#### Data extract

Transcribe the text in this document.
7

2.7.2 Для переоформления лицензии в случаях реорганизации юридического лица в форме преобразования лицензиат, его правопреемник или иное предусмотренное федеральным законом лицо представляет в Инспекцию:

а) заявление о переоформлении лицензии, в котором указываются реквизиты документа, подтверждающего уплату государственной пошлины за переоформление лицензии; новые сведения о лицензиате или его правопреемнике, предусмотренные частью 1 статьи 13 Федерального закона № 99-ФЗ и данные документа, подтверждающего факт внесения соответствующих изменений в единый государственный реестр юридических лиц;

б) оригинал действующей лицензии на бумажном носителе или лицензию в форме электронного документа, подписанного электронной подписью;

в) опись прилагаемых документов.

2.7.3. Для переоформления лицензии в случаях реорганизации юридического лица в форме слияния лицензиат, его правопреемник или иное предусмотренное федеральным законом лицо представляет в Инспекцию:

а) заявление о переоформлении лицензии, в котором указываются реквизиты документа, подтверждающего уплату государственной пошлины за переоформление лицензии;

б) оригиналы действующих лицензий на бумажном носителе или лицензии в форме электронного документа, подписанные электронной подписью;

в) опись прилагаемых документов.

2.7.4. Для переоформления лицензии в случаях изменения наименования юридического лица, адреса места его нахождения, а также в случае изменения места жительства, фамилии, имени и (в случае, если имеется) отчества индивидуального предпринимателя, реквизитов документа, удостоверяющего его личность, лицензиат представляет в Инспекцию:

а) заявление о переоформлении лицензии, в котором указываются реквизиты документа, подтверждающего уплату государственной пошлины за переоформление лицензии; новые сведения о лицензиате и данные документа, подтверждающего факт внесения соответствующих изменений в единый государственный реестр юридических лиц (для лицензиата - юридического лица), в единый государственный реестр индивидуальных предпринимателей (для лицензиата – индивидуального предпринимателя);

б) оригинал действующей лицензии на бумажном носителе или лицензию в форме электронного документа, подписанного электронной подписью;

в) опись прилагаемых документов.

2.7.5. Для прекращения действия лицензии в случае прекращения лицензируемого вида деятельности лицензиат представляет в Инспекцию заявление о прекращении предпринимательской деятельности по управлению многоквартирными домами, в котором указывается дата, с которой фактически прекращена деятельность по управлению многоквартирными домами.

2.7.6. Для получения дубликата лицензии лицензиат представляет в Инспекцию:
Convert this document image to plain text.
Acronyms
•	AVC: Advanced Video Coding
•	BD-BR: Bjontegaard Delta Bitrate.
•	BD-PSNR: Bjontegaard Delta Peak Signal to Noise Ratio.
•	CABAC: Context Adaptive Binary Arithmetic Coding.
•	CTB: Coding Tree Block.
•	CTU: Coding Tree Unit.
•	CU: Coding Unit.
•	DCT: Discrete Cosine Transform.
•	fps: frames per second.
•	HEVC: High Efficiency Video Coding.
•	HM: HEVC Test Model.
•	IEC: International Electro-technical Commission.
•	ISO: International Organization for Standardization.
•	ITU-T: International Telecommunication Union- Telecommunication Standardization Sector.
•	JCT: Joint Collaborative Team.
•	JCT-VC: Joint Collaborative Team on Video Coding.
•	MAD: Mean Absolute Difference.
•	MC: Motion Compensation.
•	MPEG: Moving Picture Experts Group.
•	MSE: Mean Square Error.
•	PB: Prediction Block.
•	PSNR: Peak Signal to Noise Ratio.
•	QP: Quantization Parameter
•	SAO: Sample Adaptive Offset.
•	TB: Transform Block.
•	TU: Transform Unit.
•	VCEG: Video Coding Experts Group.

########
#### Data extract

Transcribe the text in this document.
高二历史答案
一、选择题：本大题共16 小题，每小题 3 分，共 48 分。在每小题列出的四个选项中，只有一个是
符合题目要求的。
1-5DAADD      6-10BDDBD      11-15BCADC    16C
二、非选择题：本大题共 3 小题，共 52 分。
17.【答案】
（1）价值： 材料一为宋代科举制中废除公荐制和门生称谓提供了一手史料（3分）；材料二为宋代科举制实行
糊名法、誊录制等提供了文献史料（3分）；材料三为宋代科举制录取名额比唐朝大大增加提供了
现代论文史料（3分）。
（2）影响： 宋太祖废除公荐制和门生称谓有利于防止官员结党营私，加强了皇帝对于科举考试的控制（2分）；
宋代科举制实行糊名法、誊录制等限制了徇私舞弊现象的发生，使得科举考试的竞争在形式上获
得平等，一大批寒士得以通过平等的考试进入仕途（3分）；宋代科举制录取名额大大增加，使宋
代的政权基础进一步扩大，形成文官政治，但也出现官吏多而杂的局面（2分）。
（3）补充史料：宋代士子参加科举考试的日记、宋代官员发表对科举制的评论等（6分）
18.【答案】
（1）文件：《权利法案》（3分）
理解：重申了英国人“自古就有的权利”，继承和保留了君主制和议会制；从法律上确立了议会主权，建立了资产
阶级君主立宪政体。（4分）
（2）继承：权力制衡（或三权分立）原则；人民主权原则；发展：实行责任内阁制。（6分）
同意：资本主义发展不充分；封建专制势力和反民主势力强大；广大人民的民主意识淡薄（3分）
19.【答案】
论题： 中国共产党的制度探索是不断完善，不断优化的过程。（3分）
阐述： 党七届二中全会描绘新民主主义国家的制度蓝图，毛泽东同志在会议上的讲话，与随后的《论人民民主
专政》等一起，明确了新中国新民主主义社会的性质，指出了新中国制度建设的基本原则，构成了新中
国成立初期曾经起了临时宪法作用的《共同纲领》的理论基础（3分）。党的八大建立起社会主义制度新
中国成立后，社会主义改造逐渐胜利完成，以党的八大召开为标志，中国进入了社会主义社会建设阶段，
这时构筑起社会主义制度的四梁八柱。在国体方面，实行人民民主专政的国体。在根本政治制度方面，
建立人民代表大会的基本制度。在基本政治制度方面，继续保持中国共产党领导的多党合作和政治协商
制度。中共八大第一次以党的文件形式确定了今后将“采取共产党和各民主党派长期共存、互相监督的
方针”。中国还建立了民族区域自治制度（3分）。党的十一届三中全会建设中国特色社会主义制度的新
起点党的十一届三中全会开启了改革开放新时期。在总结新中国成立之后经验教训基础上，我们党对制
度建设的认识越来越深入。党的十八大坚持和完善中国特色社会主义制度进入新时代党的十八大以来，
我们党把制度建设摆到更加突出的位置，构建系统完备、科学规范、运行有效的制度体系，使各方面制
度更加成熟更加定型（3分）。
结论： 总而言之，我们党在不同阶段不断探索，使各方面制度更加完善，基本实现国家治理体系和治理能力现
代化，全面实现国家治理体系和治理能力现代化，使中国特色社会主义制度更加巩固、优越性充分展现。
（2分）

########

# [Description of the task]
Write down every line of the data above that includes the string "случае".

# [Answer to this problem]
2.7.4. Для переоформления лицензии в случаях изменения наименования юридического лица, адреса места его нахождения, а также в случае изменения места жительства, фамилии, имени и (в случае, если имеется) отчества индивидуального предпринимателя, реквизитов документа, удостоверяющего его личность, лицензиат представляет в Инспекцию:
2.7.5. Для прекращения действия лицензии в случае прекращения лицензируемого вида деятельности лицензиат представляет в Инспекцию заявление о прекращении предпринимательской деятельности по управлению многоквартирными домами, в котором указывается дата, с которой фактически прекращена деятельность по управлению многоквартирными домами.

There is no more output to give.